• [Brief]:
Answer these questions from the column below on Boulder's occupancy limits:
1. Under the Bedrooms Are For People measure, how many people could live in a home?
2. Which 1974 U.S. Supreme Court case does the column name?
3. How long ago did Boulder first enact occupancy limits?

Boulder needs equal housing access in the City charter

By Eric Budd. Also published as a "Guest Column" in the Boulder Weekly on July 30, 2020.


In most of Boulder, it’s illegal for more than three unrelated people to live together in a home. The Bedrooms Are For People ballot measure would guarantee that all people have equal access to housing options through a change to the City of Boulder’s charter. Our measure would allow up to one person to live in each bedroom of a home, plus one additional person. Boulder needs to stop discriminating against people based on their relationship status—even if “It’s Complicated.”


A U.S. Supreme Court case in 1974, Village of Belle Terre v. Boraas, clarified that cities may not legally enforce home occupancy limits against traditional families. Families in Boulder are not and cannot be subject to home occupancy limits. At that time, the court gave an opinion that cities did have the right to use their “police power” to discriminate in housing based on family status.


In 2020, the City of Boulder still uses occupancy limits to control who is allowed to live together. Its rules are not for the purposes of health and safety, but for purposes of social and behavioral control. Rather than using its regulatory powers to control the possible nuisance impacts such as parking, noise or trash issues of specific “problem” households, the City leverages discriminatory occupancy limits against an entire class of people who are unrelated by not allowing them to share a home.


Boulder first enacted occupancy limits more than 45 years ago. But with each passing year, the negative effects on people in our city become more dire and pressing.

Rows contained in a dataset

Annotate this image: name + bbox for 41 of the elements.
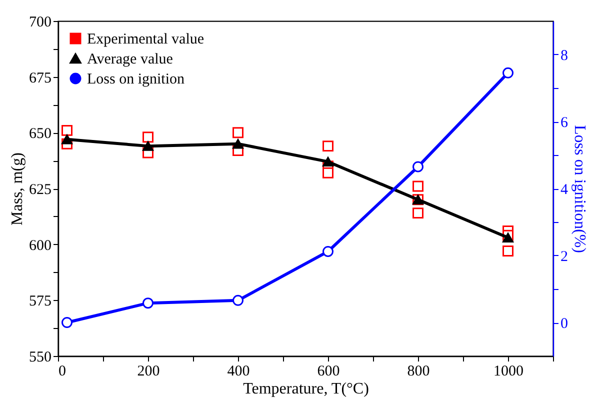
x-tick-label: 200 — [137, 364, 160, 380]
point — [62, 124, 72, 136]
point — [62, 134, 72, 144]
y-axis-title: Mass, m(g) — [9, 152, 26, 226]
y-tick-label: 650 — [29, 126, 52, 142]
y-tick-label: 700 — [29, 14, 52, 30]
y-tick-label: 625 — [29, 182, 52, 198]
y-tick-label: 675 — [29, 70, 52, 86]
legend-label: Average value — [87, 52, 174, 68]
point — [322, 140, 334, 152]
point — [232, 294, 244, 306]
x-tick-label: 400 — [227, 364, 250, 380]
point — [322, 246, 334, 257]
x-tick-label: 800 — [407, 364, 430, 380]
y2-axis-title: Loss on ignition(%) — [571, 125, 588, 253]
x-axis-title: Temperature, T(°C) — [243, 380, 369, 398]
point — [502, 67, 514, 78]
y-tick-label: 550 — [29, 350, 52, 366]
point — [142, 298, 154, 309]
x-tick-label: 1000 — [494, 364, 524, 380]
y2-tick-label: 8 — [560, 48, 568, 64]
point — [142, 141, 154, 151]
x-tick-label: 0 — [58, 364, 66, 380]
legend-label: Experimental value — [87, 32, 204, 48]
legend-label: Loss on ignition — [87, 72, 186, 88]
y2-tick-label: 2 — [560, 249, 568, 265]
y2-tick-label: 4 — [560, 182, 568, 198]
x-tick-label: 600 — [317, 364, 340, 380]
y2-tick-label: 6 — [560, 115, 568, 131]
point — [412, 180, 424, 192]
point — [232, 138, 244, 149]
y-tick-label: 575 — [29, 294, 52, 310]
point — [502, 246, 514, 257]
point — [412, 208, 424, 219]
point — [412, 161, 424, 172]
y-tick-label: 600 — [29, 238, 52, 254]
point — [142, 132, 154, 143]
y2-tick-label: 0 — [560, 316, 568, 332]
point — [62, 317, 72, 328]
point — [232, 127, 244, 138]
point — [502, 232, 514, 242]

• [Complete response]:
1. Up to one person per bedroom, plus one additional person.
2. Village of Belle Terre v. Boraas.
3. More than 45 years ago.